### What is being asked
Write out each line that follows exactly as it stands, without the pictures.

═══ Provided data ═══

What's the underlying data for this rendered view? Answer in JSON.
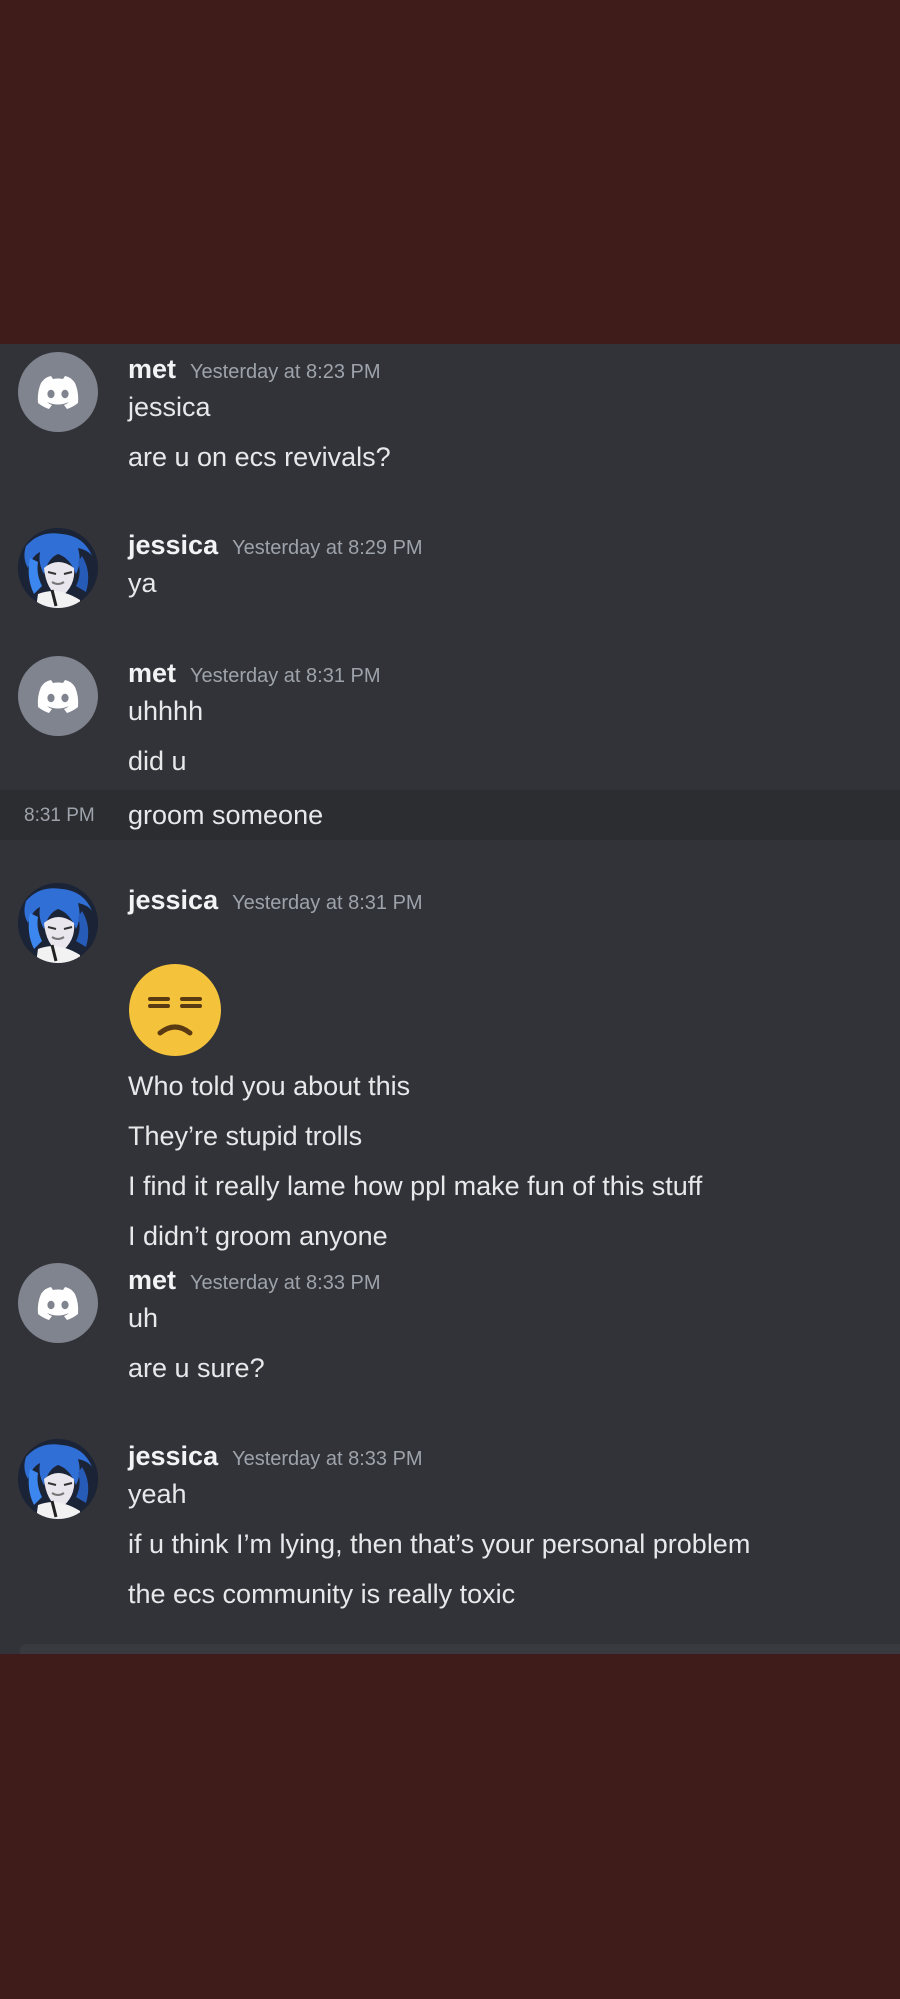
{
  "messages": [
    {
      "author": "met",
      "avatar": "discord-logo-icon",
      "timestamp": "Yesterday at 8:23 PM",
      "lines": [
        "jessica",
        "are u on ecs revivals?"
      ]
    },
    {
      "author": "jessica",
      "avatar": "anime-avatar-icon",
      "timestamp": "Yesterday at 8:29 PM",
      "lines": [
        "ya"
      ]
    },
    {
      "author": "met",
      "avatar": "discord-logo-icon",
      "timestamp": "Yesterday at 8:31 PM",
      "lines": [
        "uhhhh",
        "did u"
      ],
      "hovered_line": {
        "time": "8:31 PM",
        "text": "groom someone"
      }
    },
    {
      "author": "jessica",
      "avatar": "anime-avatar-icon",
      "timestamp": "Yesterday at 8:31 PM",
      "emoji": "unamused-face-emoji",
      "lines": [
        "Who told you about this",
        "They’re stupid trolls",
        "I find it really lame how ppl make fun of this stuff",
        "I didn’t groom anyone"
      ]
    },
    {
      "author": "met",
      "avatar": "discord-logo-icon",
      "timestamp": "Yesterday at 8:33 PM",
      "lines": [
        "uh",
        "are u sure?"
      ]
    },
    {
      "author": "jessica",
      "avatar": "anime-avatar-icon",
      "timestamp": "Yesterday at 8:33 PM",
      "lines": [
        "yeah",
        "if u think I’m lying, then that’s your personal problem",
        "the ecs community is really toxic"
      ]
    }
  ],
  "colors": {
    "page_background": "#3f1c1a",
    "chat_background": "#313338",
    "hover_background": "#2b2d31",
    "username": "#f2f3f5",
    "timestamp": "#9ea3ab",
    "message_text": "#e6e8ea",
    "discord_avatar": "#80848e",
    "emoji_yellow": "#f5c33b"
  }
}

═══

### Finished exercise
What's the underlying data for this rendered view? Answer in JSON.
{
  "messages": [
    {
      "author": "met",
      "avatar": "discord-logo-icon",
      "timestamp": "Yesterday at 8:23 PM",
      "lines": [
        "jessica",
        "are u on ecs revivals?"
      ]
    },
    {
      "author": "jessica",
      "avatar": "anime-avatar-icon",
      "timestamp": "Yesterday at 8:29 PM",
      "lines": [
        "ya"
      ]
    },
    {
      "author": "met",
      "avatar": "discord-logo-icon",
      "timestamp": "Yesterday at 8:31 PM",
      "lines": [
        "uhhhh",
        "did u"
      ],
      "hovered_line": {
        "time": "8:31 PM",
        "text": "groom someone"
      }
    },
    {
      "author": "jessica",
      "avatar": "anime-avatar-icon",
      "timestamp": "Yesterday at 8:31 PM",
      "emoji": "unamused-face-emoji",
      "lines": [
        "Who told you about this",
        "They’re stupid trolls",
        "I find it really lame how ppl make fun of this stuff",
        "I didn’t groom anyone"
      ]
    },
    {
      "author": "met",
      "avatar": "discord-logo-icon",
      "timestamp": "Yesterday at 8:33 PM",
      "lines": [
        "uh",
        "are u sure?"
      ]
    },
    {
      "author": "jessica",
      "avatar": "anime-avatar-icon",
      "timestamp": "Yesterday at 8:33 PM",
      "lines": [
        "yeah",
        "if u think I’m lying, then that’s your personal problem",
        "the ecs community is really toxic"
      ]
    }
  ],
  "colors": {
    "page_background": "#3f1c1a",
    "chat_background": "#313338",
    "hover_background": "#2b2d31",
    "username": "#f2f3f5",
    "timestamp": "#9ea3ab",
    "message_text": "#e6e8ea",
    "discord_avatar": "#80848e",
    "emoji_yellow": "#f5c33b"
  }
}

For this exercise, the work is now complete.